● PROBLEM STATEMENT
Wherever the string "false" appears in the listing, copy that line.

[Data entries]
★ ★ ★ ★

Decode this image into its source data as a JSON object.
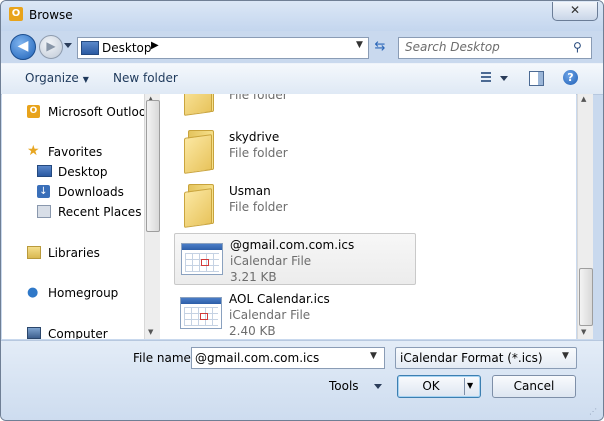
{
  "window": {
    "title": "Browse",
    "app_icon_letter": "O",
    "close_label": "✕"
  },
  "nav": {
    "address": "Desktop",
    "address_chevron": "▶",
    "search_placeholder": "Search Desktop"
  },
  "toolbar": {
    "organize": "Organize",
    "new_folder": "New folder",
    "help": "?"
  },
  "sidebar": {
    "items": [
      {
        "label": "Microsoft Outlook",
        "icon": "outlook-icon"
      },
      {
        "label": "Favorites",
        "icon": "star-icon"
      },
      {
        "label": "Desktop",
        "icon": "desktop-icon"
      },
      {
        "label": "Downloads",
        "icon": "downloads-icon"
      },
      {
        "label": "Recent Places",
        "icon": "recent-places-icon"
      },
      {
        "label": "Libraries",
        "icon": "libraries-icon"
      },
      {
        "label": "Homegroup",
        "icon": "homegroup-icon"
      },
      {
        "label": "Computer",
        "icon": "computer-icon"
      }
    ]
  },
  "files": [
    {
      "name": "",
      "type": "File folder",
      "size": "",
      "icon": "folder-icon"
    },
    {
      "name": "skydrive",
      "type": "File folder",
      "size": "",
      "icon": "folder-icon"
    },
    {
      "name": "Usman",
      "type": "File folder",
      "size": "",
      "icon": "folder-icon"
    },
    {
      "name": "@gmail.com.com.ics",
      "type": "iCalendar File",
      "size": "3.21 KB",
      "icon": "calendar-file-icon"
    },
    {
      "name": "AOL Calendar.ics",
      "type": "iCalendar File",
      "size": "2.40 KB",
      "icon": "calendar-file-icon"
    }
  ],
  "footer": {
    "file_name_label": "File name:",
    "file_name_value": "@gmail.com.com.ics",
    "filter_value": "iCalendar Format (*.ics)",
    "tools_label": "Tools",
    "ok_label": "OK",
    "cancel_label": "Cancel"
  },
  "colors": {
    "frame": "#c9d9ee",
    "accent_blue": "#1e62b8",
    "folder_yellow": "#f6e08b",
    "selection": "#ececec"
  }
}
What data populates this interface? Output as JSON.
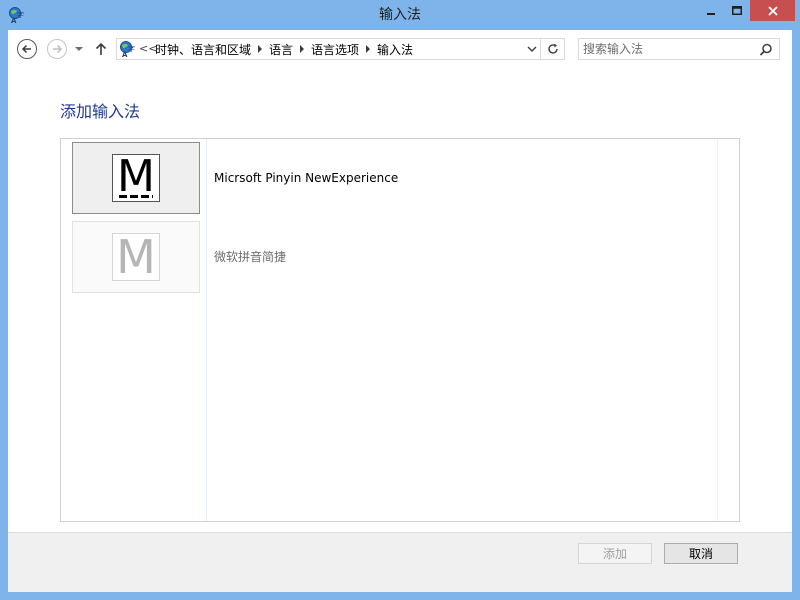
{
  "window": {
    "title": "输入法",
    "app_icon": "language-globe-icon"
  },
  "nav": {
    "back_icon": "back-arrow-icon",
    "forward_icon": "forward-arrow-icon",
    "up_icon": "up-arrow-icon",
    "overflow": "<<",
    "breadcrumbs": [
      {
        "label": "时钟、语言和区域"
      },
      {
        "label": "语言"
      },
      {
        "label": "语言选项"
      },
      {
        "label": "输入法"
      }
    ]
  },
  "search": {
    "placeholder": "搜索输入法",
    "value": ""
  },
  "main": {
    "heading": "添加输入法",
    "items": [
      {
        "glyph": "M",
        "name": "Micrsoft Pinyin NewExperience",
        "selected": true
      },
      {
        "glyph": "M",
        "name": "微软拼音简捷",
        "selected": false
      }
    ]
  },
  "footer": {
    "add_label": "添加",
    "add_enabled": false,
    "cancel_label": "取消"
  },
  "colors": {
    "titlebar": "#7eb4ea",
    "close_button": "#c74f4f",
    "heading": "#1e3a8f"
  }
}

★ ★ ★ ★

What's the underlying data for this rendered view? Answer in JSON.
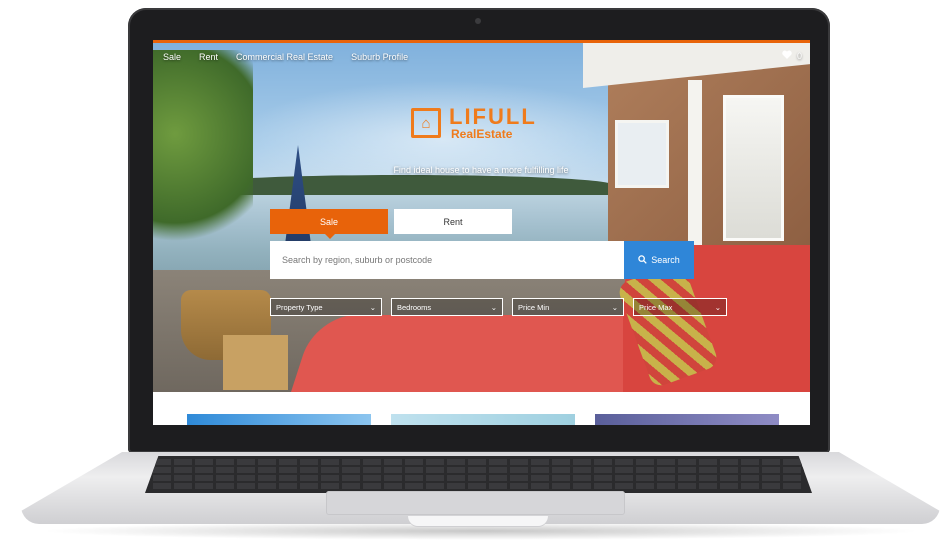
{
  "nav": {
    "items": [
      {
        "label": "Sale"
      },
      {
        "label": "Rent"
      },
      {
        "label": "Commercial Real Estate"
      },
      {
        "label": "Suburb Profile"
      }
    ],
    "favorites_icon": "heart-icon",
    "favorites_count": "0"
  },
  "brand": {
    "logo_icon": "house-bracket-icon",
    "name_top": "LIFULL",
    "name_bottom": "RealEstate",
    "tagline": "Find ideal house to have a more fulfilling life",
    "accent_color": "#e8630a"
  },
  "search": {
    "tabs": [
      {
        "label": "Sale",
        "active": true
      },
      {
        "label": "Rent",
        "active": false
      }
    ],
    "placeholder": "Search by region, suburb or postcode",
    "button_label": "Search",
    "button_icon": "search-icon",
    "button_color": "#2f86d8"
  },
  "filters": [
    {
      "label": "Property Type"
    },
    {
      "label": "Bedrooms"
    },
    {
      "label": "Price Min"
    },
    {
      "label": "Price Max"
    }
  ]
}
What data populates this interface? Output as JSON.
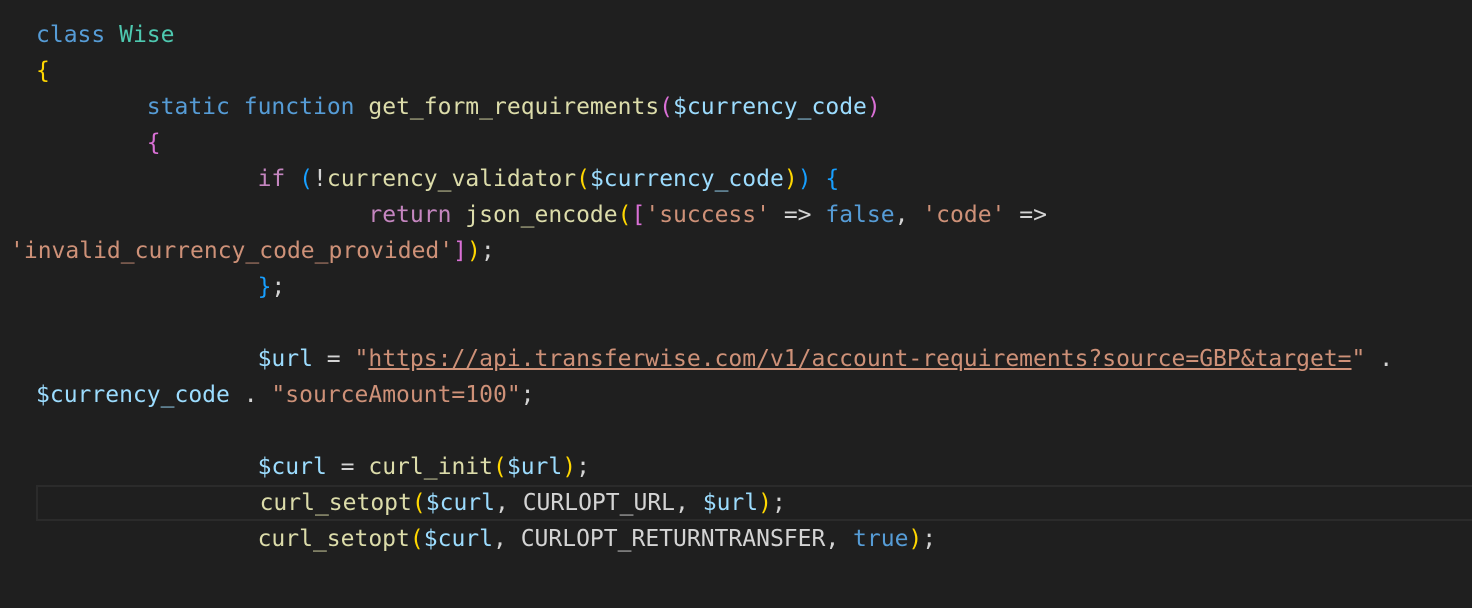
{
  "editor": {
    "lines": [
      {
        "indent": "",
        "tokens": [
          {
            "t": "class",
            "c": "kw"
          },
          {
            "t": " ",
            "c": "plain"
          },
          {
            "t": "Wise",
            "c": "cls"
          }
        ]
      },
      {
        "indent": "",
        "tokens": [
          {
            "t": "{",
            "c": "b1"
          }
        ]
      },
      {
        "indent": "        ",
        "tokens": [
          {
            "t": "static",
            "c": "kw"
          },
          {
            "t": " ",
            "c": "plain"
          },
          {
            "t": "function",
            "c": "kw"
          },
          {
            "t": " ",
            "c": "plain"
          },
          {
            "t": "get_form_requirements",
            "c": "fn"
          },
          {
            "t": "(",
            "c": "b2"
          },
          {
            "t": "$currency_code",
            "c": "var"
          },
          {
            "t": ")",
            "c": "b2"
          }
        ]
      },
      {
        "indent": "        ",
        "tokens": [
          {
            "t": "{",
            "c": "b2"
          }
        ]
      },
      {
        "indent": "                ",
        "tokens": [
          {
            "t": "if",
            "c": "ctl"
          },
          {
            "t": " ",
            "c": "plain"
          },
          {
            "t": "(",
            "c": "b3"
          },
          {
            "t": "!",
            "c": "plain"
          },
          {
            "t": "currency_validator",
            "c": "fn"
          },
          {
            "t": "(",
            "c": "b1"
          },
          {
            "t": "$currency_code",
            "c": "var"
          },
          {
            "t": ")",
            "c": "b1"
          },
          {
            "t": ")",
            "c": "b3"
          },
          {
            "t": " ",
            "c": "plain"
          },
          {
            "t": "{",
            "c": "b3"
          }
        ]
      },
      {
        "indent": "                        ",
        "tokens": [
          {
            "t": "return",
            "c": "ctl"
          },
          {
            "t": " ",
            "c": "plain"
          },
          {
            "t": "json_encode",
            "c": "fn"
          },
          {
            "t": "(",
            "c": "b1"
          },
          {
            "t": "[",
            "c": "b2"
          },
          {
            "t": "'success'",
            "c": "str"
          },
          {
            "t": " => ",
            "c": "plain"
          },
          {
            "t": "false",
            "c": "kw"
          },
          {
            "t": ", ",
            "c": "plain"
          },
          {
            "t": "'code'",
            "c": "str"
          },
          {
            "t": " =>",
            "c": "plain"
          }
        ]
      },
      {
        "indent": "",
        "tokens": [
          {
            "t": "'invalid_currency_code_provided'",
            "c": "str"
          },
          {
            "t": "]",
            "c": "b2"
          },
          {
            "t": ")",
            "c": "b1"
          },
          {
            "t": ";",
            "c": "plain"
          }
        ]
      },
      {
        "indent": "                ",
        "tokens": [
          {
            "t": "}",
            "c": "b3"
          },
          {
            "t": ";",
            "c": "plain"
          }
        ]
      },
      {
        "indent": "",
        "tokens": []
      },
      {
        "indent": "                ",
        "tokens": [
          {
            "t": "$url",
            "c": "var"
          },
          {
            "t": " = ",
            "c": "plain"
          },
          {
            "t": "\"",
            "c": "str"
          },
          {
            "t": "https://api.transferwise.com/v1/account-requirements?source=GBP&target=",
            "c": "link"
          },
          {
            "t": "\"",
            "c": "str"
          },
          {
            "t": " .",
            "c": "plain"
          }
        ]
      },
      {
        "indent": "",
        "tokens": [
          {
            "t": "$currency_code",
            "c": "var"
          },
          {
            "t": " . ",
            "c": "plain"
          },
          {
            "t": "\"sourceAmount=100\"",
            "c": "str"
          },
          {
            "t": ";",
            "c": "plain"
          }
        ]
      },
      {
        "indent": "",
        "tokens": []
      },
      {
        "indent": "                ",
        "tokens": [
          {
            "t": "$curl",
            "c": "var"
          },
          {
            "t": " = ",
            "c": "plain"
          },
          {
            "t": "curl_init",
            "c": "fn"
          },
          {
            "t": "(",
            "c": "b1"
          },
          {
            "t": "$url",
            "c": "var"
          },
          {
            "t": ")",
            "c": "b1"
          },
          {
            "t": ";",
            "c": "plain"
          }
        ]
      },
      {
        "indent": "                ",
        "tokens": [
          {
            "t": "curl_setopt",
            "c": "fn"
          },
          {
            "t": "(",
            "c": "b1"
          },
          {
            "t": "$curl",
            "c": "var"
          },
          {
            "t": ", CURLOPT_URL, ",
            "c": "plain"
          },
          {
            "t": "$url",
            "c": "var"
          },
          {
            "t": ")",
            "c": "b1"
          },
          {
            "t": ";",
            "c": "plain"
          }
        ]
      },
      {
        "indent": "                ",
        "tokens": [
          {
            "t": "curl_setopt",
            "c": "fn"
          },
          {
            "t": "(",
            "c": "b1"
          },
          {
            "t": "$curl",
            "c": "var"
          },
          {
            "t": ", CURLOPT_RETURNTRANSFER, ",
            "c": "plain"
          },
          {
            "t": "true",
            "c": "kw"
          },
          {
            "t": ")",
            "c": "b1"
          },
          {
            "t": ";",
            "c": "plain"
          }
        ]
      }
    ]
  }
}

★ ★ ★ ★

● EXPECTED OUTPUT
        "selected": false
    "add_enabled": false,
        "active": false
            "t": "false",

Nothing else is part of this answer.